§ **EXERCISE DIRECTIONS**: Look through the entries below and count the lines with the word "LINEHOLT" in them; give only the number.

[Source records]

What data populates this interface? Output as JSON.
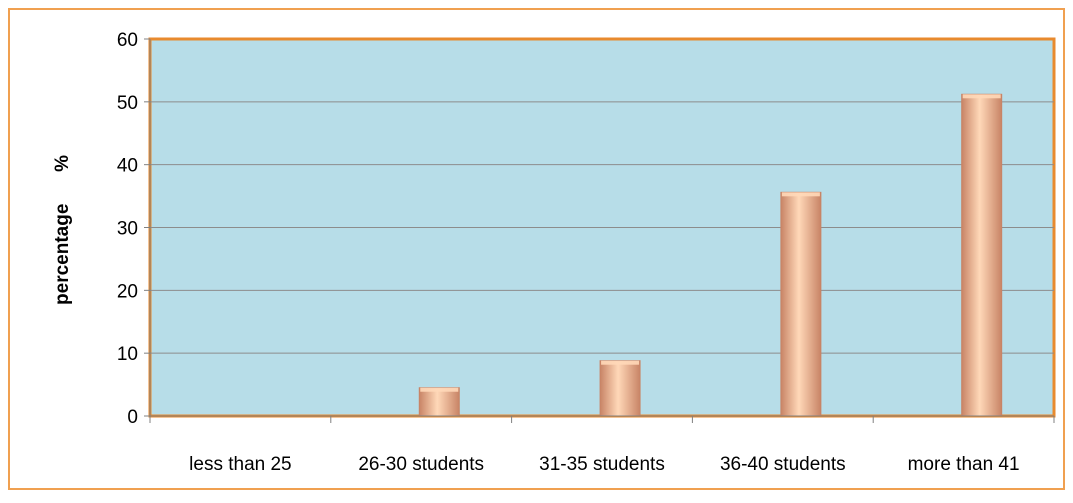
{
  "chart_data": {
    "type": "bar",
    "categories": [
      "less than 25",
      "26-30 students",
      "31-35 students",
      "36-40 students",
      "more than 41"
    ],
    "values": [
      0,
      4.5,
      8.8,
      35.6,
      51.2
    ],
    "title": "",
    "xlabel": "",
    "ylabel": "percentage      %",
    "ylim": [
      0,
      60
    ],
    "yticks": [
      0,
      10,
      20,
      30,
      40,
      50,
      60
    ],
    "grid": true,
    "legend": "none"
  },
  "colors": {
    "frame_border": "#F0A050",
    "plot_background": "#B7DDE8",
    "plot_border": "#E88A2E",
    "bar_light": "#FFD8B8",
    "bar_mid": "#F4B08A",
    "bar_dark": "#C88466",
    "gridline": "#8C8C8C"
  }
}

==

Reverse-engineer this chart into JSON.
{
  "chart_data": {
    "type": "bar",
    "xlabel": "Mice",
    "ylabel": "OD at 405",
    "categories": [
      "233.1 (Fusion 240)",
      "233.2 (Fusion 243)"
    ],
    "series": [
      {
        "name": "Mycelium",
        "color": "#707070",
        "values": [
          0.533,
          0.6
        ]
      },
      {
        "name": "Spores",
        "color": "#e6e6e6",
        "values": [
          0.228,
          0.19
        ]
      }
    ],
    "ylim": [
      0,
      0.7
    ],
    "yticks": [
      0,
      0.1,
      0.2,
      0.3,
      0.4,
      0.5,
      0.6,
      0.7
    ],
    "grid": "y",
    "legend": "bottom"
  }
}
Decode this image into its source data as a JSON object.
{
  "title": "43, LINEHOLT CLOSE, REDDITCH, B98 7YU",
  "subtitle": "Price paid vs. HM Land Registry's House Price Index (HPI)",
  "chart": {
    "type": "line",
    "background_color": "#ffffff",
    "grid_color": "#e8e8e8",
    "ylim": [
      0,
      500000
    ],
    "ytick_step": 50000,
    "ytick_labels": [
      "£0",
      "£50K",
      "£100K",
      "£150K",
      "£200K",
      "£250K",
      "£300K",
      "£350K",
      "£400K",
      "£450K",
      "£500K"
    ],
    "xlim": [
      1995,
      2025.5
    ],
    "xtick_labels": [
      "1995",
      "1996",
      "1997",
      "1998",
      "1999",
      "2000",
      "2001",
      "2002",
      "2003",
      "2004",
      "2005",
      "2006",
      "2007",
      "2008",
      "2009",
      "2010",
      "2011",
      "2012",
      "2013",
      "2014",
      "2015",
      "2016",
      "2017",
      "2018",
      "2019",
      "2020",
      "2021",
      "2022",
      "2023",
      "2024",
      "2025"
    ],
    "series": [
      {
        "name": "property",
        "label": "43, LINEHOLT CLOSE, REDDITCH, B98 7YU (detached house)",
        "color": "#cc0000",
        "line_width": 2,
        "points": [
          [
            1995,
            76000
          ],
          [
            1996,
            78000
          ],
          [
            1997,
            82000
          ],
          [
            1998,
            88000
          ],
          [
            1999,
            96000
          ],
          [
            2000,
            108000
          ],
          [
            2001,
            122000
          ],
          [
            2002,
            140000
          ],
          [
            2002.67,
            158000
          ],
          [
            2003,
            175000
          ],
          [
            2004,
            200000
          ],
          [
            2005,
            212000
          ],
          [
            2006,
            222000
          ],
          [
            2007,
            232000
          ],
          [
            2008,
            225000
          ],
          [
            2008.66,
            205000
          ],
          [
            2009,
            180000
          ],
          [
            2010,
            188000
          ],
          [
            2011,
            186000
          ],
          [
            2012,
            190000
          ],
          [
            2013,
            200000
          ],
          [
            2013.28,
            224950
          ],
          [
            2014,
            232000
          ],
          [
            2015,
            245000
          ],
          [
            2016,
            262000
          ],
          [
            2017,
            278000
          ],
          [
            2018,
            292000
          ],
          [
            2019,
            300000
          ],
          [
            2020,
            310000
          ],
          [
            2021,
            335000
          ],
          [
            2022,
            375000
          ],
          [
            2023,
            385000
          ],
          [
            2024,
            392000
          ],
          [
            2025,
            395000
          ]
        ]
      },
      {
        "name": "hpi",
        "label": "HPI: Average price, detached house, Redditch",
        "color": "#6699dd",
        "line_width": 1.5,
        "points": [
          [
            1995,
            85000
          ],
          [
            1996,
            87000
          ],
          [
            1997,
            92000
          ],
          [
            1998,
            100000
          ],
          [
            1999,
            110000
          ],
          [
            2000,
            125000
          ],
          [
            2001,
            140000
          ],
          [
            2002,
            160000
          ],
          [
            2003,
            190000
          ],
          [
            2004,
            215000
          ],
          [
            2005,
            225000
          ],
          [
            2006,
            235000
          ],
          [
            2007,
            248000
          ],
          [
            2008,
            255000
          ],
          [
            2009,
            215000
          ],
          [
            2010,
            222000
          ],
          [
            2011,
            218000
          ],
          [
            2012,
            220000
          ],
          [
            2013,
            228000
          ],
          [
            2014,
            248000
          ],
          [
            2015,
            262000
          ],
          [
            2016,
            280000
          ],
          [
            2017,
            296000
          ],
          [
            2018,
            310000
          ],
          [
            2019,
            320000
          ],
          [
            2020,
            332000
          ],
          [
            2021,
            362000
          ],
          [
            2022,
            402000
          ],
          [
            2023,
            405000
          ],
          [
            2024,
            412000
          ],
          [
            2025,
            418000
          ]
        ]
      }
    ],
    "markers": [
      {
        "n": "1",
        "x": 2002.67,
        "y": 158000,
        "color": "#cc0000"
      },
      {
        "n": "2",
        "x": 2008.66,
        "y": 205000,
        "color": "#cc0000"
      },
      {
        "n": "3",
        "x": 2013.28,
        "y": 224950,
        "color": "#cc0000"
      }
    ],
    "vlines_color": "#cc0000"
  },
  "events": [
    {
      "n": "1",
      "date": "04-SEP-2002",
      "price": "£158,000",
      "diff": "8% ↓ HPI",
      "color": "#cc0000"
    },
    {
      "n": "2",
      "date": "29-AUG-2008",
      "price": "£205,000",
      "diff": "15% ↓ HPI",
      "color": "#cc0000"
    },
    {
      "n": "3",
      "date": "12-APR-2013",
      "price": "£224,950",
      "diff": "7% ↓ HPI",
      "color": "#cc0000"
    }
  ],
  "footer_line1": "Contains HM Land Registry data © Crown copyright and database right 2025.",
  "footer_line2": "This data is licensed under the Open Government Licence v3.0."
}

---

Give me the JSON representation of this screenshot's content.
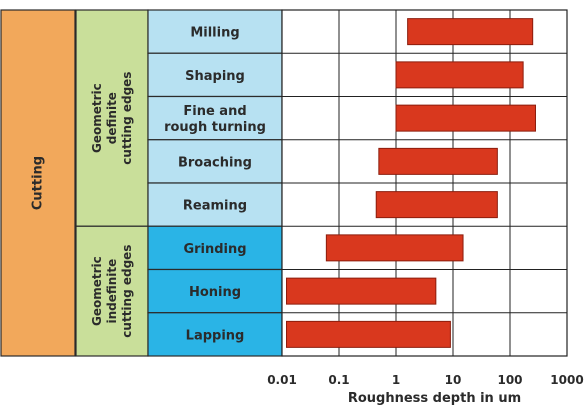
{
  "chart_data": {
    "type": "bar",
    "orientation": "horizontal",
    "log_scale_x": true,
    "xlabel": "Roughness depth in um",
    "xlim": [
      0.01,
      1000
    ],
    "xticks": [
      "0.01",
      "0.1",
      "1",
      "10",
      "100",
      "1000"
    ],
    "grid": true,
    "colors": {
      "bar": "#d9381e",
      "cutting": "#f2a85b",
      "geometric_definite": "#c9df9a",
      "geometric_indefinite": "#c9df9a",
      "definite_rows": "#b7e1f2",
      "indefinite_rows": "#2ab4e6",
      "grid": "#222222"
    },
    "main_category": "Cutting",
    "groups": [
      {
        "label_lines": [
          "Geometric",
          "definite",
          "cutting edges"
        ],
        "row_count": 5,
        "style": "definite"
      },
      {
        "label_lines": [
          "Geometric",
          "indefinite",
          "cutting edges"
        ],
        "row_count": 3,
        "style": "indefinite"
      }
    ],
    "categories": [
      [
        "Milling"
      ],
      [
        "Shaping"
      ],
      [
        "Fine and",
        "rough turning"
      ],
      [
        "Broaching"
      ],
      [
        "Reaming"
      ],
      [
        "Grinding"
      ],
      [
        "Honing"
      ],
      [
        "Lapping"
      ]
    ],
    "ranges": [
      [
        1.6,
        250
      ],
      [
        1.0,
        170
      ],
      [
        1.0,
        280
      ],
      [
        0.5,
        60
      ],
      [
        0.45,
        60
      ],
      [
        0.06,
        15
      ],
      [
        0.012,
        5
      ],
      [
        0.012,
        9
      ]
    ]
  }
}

§ **TASK SOLUTION**: 2